• [Instrucciones de la tarea]: Haz una lista de todas las personas nombradas en el texto sobre la cobertura mediática del caso Brenda Requena.

• [Texto del ejercicio]:
"""

Por supuesto en el trayecto los medios de comunicación local cometieron cantidad de violencias hacia Brenda Requena. Titulares lanzados hacia la gente que más que informar responsablemente   buscaban sembrar dudas para promover el juicio de valor y la opinión pública. La prensa local dio la nota, sobre todo en diarios digitales, que no tienen cara ni firma cuando se trata de la velocidad informativa. Algunos periodistas reconocidos de San Juan tuvieron el criterio para informar comprometidos con el caso Brenda Requena. Christian Flores, periodista de Telesol, se encargó de mantener clara la información acerca de los hechos ocurridos, incluso informó a medios nacionales. El programa de Verónica Lozano que siempre presenta un caso de violencia de género a modo de segmento eligió a Christian Flores para  entender lo que había ocurrido en esta zona rural de San Juan. Una de las pocas informaciones televisivas que no enfatizó en el sensacionalismo.

"""

• [Datos para revisar]:
"""

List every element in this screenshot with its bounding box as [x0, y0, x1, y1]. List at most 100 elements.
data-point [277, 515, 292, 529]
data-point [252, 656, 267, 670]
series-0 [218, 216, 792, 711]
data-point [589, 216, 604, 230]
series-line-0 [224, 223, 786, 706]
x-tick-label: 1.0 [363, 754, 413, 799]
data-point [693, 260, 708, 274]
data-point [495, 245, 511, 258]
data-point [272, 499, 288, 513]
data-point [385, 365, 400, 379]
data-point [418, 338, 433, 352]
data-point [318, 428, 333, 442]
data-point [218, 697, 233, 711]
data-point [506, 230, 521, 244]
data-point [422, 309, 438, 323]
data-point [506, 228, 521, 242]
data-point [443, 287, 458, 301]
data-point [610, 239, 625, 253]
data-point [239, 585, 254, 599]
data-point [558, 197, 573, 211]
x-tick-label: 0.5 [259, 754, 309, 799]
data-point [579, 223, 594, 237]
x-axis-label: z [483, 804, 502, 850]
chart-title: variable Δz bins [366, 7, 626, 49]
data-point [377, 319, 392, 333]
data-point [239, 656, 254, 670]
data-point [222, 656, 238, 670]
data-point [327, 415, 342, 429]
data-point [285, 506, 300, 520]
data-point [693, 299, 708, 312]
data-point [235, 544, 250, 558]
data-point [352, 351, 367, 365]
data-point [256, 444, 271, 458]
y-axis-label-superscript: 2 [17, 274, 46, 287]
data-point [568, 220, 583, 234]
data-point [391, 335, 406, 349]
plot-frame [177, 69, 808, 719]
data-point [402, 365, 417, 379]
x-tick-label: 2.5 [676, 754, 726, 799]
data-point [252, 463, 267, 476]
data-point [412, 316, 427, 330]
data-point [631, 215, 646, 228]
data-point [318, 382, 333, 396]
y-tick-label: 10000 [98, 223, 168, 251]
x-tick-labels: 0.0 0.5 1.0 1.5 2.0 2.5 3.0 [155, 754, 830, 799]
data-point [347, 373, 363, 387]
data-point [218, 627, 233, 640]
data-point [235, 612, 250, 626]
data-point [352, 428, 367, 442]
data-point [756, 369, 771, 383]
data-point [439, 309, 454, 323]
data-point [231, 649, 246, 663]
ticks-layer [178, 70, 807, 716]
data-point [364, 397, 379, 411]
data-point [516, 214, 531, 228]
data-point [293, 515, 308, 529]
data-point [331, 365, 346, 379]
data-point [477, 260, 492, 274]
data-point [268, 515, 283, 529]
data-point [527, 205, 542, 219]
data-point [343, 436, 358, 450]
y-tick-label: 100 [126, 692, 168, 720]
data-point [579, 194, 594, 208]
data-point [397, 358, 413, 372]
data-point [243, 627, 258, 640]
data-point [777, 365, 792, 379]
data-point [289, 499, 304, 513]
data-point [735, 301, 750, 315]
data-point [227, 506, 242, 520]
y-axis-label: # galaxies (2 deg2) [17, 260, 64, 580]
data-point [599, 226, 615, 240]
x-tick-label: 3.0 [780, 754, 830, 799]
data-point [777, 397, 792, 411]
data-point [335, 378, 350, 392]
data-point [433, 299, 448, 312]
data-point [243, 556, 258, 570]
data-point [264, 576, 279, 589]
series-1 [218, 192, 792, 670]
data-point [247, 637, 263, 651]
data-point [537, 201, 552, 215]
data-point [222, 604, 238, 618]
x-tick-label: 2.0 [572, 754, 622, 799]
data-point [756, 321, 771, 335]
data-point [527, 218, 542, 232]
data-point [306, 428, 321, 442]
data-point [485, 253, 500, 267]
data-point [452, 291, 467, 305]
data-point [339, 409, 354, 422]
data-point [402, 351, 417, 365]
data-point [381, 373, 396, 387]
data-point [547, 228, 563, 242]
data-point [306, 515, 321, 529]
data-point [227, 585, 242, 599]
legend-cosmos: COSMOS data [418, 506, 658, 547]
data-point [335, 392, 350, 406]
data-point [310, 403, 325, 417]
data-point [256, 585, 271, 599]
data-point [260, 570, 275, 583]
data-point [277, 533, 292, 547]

"""

• [Respuesta]:
- Brenda Requena
- Christian Flores
- Verónica Lozano